Directions -> For the listing underneath, give the count of lines containing the string "준비하는" and nothing further.
↓↓↓
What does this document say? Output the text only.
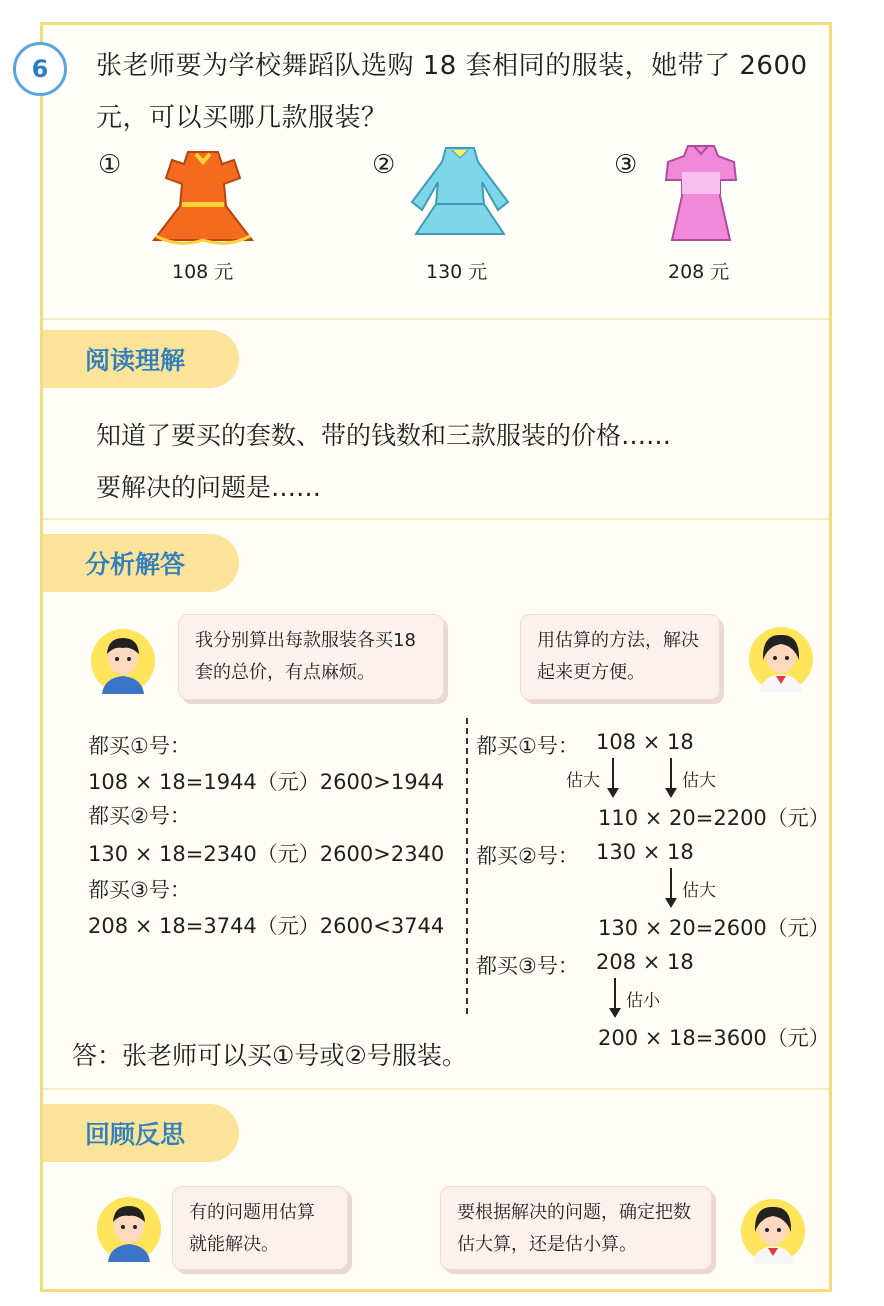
6	张老师要为学校舞蹈队选购 18 套相同的服装，她带了 2600 元，可以买哪几款服装？
①
108 元
②
130 元
③
208 元
阅读理解
知道了要买的套数、带的钱数和三款服装的价格……
要解决的问题是……
分析解答
我分别算出每款服装各买18 套的总价，有点麻烦。
用估算的方法，解决起来更方便。
都买①号：
108 × 18=1944（元）2600>1944
都买②号：
130 × 18=2340（元）2600>2340
都买③号：
208 × 18=3744（元）2600<3744
都买①号： 108 × 18
估大	估大
110 × 20=2200（元）
都买②号： 130 × 18
估大
130 × 20=2600（元）
都买③号： 208 × 18
估小
200 × 18=3600（元）
答：张老师可以买①号或②号服装。
回顾反思
有的问题用估算就能解决。
要根据解决的问题，确定把数估大算，还是估小算。
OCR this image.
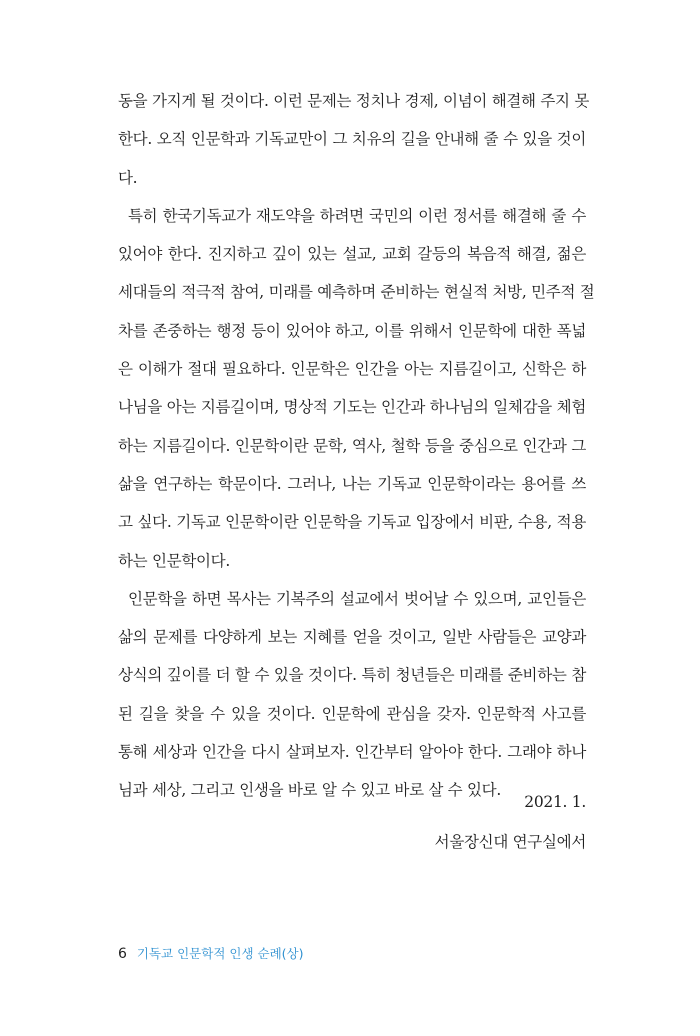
동을 가지게 될 것이다. 이런 문제는 정치나 경제, 이념이 해결해 주지 못
한다. 오직 인문학과 기독교만이 그 치유의 길을 안내해 줄 수 있을 것이
다.
특히 한국기독교가 재도약을 하려면 국민의 이런 정서를 해결해 줄 수
있어야 한다. 진지하고 깊이 있는 설교, 교회 갈등의 복음적 해결, 젊은
세대들의 적극적 참여, 미래를 예측하며 준비하는 현실적 처방, 민주적 절
차를 존중하는 행정 등이 있어야 하고, 이를 위해서 인문학에 대한 폭넓
은 이해가 절대 필요하다. 인문학은 인간을 아는 지름길이고, 신학은 하
나님을 아는 지름길이며, 명상적 기도는 인간과 하나님의 일체감을 체험
하는 지름길이다. 인문학이란 문학, 역사, 철학 등을 중심으로 인간과 그
삶을 연구하는 학문이다. 그러나, 나는 기독교 인문학이라는 용어를 쓰
고 싶다. 기독교 인문학이란 인문학을 기독교 입장에서 비판, 수용, 적용
하는 인문학이다.
인문학을 하면 목사는 기복주의 설교에서 벗어날 수 있으며, 교인들은
삶의 문제를 다양하게 보는 지혜를 얻을 것이고, 일반 사람들은 교양과
상식의 깊이를 더 할 수 있을 것이다. 특히 청년들은 미래를 준비하는 참
된 길을 찾을 수 있을 것이다. 인문학에 관심을 갖자. 인문학적 사고를
통해 세상과 인간을 다시 살펴보자. 인간부터 알아야 한다. 그래야 하나
님과 세상, 그리고 인생을 바로 알 수 있고 바로 살 수 있다.
2021. 1.
서울장신대 연구실에서
6 기독교 인문학적 인생 순례(상)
↑↑↑
Task response -> 2